• **What you will do**
Check each line of the data for "core" and select those that have it.

Records that describe figures:

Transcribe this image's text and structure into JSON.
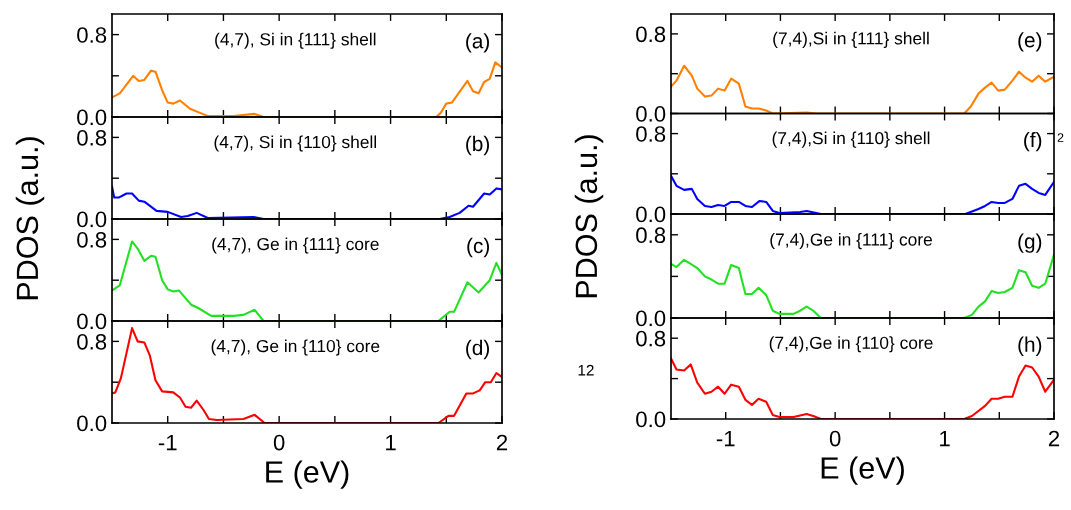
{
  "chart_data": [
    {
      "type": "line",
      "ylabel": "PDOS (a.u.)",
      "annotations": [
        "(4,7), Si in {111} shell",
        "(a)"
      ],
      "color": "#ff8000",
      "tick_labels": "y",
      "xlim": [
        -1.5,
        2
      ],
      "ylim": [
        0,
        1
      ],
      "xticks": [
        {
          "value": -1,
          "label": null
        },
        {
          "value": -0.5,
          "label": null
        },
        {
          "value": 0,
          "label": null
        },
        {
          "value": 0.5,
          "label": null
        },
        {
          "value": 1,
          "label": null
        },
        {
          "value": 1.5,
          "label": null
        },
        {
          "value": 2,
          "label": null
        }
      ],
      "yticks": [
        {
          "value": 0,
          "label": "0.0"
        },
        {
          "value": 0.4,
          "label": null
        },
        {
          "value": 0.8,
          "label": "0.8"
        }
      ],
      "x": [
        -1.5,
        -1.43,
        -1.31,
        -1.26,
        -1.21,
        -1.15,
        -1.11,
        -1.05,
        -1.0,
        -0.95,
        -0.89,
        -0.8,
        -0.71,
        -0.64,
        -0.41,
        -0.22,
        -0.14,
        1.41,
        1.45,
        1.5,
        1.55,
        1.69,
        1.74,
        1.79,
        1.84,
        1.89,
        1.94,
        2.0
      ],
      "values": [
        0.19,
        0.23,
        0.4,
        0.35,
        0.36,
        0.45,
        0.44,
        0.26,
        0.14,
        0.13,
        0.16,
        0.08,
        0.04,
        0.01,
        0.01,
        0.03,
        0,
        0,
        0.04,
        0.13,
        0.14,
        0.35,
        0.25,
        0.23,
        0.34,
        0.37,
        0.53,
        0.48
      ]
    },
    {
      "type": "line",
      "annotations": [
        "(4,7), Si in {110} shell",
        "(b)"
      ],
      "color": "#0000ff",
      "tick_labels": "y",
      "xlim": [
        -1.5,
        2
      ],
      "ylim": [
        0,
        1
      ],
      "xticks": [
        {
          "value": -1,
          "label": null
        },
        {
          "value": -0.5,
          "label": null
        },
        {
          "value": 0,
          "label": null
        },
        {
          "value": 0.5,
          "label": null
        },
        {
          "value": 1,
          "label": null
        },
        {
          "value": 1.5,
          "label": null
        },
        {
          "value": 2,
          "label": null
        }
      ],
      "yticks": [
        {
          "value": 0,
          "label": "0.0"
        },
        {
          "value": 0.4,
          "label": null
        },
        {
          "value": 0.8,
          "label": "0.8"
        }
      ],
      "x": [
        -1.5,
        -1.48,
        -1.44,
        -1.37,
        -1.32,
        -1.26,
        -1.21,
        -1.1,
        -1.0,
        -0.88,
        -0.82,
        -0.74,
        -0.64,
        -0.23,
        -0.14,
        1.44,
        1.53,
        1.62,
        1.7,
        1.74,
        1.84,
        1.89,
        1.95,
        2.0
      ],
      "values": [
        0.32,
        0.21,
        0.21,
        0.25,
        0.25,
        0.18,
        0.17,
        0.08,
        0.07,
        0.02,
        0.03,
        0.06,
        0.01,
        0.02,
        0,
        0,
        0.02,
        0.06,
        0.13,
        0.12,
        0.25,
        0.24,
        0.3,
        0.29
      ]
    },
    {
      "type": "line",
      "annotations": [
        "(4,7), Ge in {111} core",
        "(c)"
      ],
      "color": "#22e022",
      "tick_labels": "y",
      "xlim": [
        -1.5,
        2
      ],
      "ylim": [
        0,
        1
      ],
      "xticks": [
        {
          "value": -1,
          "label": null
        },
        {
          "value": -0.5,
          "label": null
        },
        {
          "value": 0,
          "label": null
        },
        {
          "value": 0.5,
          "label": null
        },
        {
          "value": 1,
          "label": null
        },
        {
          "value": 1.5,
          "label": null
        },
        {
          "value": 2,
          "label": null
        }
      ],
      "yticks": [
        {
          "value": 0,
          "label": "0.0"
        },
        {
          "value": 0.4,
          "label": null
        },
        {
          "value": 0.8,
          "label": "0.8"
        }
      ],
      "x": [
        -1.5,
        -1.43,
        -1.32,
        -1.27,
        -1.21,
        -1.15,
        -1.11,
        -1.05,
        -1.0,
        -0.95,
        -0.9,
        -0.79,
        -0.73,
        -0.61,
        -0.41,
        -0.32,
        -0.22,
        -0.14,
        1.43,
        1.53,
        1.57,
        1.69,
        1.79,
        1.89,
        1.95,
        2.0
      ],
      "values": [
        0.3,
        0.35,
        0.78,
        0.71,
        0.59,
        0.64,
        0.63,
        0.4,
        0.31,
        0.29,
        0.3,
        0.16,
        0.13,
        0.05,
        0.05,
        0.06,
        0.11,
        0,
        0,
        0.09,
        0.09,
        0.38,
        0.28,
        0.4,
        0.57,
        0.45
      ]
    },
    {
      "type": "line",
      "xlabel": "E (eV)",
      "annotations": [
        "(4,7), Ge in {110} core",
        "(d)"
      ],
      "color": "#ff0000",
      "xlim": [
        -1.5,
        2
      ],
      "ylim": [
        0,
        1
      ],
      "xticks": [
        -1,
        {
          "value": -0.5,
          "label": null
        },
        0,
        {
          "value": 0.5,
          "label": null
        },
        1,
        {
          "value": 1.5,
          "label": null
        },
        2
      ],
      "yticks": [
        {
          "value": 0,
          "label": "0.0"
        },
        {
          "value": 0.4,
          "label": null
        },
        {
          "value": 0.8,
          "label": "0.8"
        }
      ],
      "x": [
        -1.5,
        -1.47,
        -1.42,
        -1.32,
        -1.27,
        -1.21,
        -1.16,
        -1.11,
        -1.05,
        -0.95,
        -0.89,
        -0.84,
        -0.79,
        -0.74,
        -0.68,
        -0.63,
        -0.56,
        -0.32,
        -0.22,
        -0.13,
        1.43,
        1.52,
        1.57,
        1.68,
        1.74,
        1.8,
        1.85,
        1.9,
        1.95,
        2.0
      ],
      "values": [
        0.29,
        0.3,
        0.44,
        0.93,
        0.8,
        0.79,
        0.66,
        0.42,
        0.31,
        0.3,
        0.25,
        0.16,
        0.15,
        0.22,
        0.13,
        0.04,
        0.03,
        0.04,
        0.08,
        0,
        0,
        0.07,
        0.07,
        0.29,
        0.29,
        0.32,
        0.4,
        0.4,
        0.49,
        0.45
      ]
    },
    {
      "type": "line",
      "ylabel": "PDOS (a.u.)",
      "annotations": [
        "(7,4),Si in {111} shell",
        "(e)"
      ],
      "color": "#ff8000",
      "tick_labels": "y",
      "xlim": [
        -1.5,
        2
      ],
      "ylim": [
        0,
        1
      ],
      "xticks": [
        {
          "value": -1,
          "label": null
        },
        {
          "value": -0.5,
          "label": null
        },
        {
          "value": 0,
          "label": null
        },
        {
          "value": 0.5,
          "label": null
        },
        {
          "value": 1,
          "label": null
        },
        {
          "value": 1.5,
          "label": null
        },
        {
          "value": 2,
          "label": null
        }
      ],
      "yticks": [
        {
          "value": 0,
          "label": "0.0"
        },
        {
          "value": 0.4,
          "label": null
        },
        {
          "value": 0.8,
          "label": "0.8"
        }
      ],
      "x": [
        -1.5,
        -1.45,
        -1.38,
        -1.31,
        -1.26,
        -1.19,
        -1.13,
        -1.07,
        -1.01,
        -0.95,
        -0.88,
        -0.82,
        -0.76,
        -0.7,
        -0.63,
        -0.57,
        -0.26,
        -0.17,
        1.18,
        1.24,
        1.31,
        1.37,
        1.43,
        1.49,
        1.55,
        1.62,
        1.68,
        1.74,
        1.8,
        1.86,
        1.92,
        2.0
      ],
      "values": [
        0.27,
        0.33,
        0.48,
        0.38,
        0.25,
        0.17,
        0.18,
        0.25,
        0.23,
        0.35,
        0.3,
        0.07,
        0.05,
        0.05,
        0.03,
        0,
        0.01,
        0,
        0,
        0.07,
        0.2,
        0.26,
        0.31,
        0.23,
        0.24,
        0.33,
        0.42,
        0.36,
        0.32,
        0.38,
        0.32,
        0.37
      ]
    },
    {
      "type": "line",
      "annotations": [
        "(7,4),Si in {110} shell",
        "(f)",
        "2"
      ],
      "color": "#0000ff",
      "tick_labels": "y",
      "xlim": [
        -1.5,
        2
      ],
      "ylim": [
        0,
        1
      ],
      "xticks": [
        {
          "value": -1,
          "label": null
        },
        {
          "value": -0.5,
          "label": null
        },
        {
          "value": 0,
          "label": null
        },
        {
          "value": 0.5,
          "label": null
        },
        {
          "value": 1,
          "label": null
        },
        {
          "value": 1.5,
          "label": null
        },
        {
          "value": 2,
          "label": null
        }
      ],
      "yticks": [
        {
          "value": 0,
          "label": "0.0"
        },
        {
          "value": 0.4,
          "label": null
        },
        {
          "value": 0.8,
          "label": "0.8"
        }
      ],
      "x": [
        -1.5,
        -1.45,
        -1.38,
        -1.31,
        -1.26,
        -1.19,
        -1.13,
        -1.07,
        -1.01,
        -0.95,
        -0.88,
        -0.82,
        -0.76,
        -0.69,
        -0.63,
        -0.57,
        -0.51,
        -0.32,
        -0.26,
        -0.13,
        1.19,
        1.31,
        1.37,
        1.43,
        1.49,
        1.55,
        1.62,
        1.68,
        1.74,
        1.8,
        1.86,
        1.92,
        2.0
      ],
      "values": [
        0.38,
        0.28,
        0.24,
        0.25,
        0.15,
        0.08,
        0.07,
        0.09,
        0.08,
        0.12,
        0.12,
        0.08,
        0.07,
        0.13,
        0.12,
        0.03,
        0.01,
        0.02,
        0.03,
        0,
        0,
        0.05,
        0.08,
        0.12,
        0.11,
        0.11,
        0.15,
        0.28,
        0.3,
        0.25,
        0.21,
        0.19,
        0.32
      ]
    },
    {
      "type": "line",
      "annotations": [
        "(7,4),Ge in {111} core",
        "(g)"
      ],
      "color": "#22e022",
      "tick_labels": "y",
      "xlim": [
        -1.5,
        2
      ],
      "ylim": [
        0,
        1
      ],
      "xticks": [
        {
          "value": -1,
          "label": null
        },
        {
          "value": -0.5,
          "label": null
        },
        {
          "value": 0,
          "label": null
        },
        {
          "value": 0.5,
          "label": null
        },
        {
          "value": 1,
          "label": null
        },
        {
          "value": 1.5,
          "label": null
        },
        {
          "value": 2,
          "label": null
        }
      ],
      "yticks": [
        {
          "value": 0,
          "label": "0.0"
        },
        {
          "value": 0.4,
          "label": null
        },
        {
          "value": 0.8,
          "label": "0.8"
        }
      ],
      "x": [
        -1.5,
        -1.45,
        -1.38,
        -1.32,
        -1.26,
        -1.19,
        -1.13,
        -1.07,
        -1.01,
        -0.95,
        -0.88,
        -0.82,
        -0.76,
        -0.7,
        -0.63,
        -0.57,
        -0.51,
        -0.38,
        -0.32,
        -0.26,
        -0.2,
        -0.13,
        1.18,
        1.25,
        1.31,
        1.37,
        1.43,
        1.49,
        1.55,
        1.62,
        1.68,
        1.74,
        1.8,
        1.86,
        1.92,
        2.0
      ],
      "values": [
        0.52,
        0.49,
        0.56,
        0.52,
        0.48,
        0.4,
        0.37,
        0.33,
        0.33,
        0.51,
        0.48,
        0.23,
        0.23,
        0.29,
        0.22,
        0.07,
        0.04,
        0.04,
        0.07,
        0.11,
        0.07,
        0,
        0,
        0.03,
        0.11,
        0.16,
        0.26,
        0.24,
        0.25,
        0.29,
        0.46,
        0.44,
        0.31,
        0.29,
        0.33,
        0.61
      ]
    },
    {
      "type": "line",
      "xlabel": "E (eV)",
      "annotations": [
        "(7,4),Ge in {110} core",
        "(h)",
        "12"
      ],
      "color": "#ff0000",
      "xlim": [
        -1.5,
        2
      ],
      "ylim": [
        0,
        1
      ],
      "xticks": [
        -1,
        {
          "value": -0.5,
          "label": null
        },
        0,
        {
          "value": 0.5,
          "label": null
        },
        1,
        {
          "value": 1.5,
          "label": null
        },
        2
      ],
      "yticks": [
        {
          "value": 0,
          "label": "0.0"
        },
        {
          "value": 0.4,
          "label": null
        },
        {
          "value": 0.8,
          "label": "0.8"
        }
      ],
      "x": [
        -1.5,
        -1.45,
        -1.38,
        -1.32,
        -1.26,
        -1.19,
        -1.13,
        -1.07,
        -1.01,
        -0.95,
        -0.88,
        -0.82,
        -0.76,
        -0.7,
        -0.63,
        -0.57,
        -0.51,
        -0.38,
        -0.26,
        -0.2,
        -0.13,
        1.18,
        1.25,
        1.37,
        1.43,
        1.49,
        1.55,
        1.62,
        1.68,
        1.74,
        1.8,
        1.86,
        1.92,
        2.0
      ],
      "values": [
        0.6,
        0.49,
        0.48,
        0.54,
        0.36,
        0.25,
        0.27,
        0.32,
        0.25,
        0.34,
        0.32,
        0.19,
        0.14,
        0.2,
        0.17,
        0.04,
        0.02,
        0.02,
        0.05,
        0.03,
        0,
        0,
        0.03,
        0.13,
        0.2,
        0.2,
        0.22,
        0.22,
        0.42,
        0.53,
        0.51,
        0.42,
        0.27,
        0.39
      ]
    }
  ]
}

• **Problem solution**
        "(4,7), Ge in {111} core",
        "(4,7), Ge in {110} core",
        "(7,4),Ge in {111} core",
        "(7,4),Ge in {110} core",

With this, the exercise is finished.